**STATED EXERCISE:**
Write out all of the lines below, exactly and completely.
§
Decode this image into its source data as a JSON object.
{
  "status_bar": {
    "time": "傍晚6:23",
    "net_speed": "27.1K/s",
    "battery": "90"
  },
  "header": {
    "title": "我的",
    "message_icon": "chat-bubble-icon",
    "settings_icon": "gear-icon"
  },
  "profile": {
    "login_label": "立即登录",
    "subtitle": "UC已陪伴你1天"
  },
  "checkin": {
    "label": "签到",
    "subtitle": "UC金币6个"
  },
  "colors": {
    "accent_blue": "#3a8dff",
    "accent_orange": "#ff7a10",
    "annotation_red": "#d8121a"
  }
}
§
**PROBLEM SOLUTION:**
Decode this image into its source data as a JSON object.
{
  "status_bar": {
    "time": "傍晚6:23",
    "net_speed": "27.1K/s",
    "battery": "90"
  },
  "header": {
    "title": "我的",
    "message_icon": "chat-bubble-icon",
    "settings_icon": "gear-icon"
  },
  "profile": {
    "login_label": "立即登录",
    "subtitle": "UC已陪伴你1天"
  },
  "checkin": {
    "label": "签到",
    "subtitle": "UC金币6个"
  },
  "colors": {
    "accent_blue": "#3a8dff",
    "accent_orange": "#ff7a10",
    "annotation_red": "#d8121a"
  }
}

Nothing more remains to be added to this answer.